(Figure dataset records)
____
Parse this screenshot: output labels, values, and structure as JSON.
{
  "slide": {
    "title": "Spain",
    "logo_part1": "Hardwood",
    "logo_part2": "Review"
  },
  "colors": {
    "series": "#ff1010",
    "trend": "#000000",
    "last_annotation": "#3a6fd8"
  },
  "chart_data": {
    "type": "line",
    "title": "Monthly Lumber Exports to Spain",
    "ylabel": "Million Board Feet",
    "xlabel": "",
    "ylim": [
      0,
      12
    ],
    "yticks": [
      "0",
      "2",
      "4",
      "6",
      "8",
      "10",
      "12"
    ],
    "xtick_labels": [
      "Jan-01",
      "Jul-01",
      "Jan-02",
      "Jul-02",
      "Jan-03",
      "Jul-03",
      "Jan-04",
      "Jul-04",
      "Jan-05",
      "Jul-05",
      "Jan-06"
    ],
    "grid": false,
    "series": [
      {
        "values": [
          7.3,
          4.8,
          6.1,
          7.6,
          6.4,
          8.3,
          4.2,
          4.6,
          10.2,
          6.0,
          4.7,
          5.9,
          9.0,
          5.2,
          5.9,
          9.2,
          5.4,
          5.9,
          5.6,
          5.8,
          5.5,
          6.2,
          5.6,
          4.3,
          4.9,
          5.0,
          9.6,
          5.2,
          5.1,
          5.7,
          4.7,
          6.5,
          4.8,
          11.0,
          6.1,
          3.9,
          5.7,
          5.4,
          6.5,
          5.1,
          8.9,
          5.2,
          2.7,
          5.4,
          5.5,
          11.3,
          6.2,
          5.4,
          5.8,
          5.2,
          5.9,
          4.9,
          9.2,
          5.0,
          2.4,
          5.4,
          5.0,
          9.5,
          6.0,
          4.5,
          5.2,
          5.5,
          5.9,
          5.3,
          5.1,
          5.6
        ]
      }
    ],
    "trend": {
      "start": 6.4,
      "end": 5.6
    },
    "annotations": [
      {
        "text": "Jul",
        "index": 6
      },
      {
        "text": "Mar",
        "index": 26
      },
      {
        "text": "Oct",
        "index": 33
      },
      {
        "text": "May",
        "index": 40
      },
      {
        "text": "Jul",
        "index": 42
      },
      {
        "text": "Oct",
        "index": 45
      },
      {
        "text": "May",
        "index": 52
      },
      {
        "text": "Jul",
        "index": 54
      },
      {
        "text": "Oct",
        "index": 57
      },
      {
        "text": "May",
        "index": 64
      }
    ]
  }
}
____
# Stated exercise
Lines containing the string "title" should be counted; reply with their number and nothing more.

# Result
2